What is expected – Give the total number of lines with the word "Manager" in them, and no other words.

Rows from a figure dataset:
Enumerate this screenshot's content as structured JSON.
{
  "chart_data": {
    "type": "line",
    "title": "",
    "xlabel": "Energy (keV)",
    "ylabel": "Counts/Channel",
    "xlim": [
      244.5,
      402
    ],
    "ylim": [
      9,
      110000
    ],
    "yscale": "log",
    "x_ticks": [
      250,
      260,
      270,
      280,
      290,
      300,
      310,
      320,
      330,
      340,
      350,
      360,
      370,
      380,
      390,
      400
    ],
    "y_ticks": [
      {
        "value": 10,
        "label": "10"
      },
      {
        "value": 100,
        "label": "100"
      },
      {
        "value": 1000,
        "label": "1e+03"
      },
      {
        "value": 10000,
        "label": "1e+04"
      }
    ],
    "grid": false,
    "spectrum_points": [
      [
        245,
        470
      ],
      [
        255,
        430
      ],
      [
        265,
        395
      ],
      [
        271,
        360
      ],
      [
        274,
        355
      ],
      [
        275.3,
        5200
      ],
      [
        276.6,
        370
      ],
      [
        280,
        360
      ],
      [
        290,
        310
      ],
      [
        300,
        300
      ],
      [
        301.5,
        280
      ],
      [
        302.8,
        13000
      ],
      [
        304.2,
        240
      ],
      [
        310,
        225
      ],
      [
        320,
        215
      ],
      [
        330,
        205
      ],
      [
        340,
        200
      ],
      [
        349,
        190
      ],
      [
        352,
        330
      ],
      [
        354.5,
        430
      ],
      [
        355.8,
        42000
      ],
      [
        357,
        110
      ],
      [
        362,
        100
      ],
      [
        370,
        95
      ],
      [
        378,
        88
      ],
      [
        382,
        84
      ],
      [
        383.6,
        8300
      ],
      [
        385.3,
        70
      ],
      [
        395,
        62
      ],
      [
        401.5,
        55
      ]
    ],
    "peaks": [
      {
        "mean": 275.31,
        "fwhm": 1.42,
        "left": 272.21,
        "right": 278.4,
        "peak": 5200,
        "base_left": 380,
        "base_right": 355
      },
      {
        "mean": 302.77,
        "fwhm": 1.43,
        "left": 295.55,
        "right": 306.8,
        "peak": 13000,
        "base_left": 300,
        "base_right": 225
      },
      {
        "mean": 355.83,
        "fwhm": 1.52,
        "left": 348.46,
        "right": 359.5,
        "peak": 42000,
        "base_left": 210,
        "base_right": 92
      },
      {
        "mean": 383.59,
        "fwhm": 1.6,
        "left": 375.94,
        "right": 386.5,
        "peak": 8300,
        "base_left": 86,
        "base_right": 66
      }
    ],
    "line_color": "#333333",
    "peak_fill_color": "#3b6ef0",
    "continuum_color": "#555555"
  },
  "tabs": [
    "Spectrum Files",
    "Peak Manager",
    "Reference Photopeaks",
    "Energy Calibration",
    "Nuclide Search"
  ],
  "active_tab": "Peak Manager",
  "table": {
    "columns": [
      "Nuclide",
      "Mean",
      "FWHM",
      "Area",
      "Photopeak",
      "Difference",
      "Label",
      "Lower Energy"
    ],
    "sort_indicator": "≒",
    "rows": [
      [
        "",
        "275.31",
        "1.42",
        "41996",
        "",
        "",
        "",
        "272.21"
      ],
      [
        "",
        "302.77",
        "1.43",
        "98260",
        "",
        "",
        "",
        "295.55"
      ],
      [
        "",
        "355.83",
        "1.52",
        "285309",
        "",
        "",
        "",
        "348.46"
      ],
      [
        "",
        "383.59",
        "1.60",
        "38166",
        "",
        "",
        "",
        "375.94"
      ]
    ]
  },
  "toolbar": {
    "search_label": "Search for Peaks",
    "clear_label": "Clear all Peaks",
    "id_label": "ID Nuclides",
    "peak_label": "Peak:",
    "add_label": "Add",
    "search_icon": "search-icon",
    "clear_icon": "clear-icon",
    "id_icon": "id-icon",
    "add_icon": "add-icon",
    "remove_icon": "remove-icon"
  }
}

The solution – 2